**WHAT YOU HAVE TO DO:** Return each entry exactly, omitting nothing.

= = = = = = =

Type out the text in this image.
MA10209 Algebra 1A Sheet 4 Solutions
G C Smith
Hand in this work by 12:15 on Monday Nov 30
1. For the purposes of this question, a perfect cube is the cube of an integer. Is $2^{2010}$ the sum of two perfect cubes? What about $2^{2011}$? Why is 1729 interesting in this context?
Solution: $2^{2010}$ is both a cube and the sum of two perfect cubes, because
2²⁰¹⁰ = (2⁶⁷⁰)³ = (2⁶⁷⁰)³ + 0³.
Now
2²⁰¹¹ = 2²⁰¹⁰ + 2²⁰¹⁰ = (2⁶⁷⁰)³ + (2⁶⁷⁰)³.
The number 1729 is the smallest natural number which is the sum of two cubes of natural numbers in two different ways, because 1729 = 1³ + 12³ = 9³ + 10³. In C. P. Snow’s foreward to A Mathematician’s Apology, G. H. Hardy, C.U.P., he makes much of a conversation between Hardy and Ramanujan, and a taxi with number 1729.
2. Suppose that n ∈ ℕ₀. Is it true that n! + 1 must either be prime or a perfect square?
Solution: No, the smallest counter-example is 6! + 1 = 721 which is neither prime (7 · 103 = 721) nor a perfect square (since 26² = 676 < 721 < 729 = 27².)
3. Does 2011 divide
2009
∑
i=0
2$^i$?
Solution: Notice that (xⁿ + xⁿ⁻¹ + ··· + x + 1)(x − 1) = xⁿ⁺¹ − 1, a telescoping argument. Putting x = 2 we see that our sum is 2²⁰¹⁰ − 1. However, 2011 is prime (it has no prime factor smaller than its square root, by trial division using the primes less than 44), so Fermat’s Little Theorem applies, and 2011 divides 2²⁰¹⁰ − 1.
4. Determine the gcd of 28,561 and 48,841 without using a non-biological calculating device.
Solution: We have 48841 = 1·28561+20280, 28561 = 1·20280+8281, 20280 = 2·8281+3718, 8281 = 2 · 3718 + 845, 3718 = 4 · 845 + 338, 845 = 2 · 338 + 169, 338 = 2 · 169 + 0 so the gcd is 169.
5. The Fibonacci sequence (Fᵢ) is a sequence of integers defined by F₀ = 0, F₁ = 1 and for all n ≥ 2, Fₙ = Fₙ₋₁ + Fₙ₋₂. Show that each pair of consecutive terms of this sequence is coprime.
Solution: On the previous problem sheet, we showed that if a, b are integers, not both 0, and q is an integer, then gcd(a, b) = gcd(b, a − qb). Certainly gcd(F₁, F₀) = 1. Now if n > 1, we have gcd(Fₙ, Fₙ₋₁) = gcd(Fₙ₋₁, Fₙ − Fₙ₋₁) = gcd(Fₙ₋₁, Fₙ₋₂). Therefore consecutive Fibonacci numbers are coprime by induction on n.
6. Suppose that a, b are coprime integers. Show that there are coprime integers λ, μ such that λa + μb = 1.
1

= = = = = = =

**CORRECT ANSWER:**
Type out the text in this image.
MA10209 Algebra 1A Sheet 4 Solutions
G C Smith
Hand in this work by 12:15 on Monday Nov 30
1. For the purposes of this question, a perfect cube is the cube of an integer. Is $2^{2010}$ the sum of two perfect cubes? What about $2^{2011}$? Why is 1729 interesting in this context?
Solution: $2^{2010}$ is both a cube and the sum of two perfect cubes, because
2²⁰¹⁰ = (2⁶⁷⁰)³ = (2⁶⁷⁰)³ + 0³.
Now
2²⁰¹¹ = 2²⁰¹⁰ + 2²⁰¹⁰ = (2⁶⁷⁰)³ + (2⁶⁷⁰)³.
The number 1729 is the smallest natural number which is the sum of two cubes of natural numbers in two different ways, because 1729 = 1³ + 12³ = 9³ + 10³. In C. P. Snow’s foreward to A Mathematician’s Apology, G. H. Hardy, C.U.P., he makes much of a conversation between Hardy and Ramanujan, and a taxi with number 1729.
2. Suppose that n ∈ ℕ₀. Is it true that n! + 1 must either be prime or a perfect square?
Solution: No, the smallest counter-example is 6! + 1 = 721 which is neither prime (7 · 103 = 721) nor a perfect square (since 26² = 676 < 721 < 729 = 27².)
3. Does 2011 divide
2009
∑
i=0
2$^i$?
Solution: Notice that (xⁿ + xⁿ⁻¹ + ··· + x + 1)(x − 1) = xⁿ⁺¹ − 1, a telescoping argument. Putting x = 2 we see that our sum is 2²⁰¹⁰ − 1. However, 2011 is prime (it has no prime factor smaller than its square root, by trial division using the primes less than 44), so Fermat’s Little Theorem applies, and 2011 divides 2²⁰¹⁰ − 1.
4. Determine the gcd of 28,561 and 48,841 without using a non-biological calculating device.
Solution: We have 48841 = 1·28561+20280, 28561 = 1·20280+8281, 20280 = 2·8281+3718, 8281 = 2 · 3718 + 845, 3718 = 4 · 845 + 338, 845 = 2 · 338 + 169, 338 = 2 · 169 + 0 so the gcd is 169.
5. The Fibonacci sequence (Fᵢ) is a sequence of integers defined by F₀ = 0, F₁ = 1 and for all n ≥ 2, Fₙ = Fₙ₋₁ + Fₙ₋₂. Show that each pair of consecutive terms of this sequence is coprime.
Solution: On the previous problem sheet, we showed that if a, b are integers, not both 0, and q is an integer, then gcd(a, b) = gcd(b, a − qb). Certainly gcd(F₁, F₀) = 1. Now if n > 1, we have gcd(Fₙ, Fₙ₋₁) = gcd(Fₙ₋₁, Fₙ − Fₙ₋₁) = gcd(Fₙ₋₁, Fₙ₋₂). Therefore consecutive Fibonacci numbers are coprime by induction on n.
6. Suppose that a, b are coprime integers. Show that there are coprime integers λ, μ such that λa + μb = 1.
1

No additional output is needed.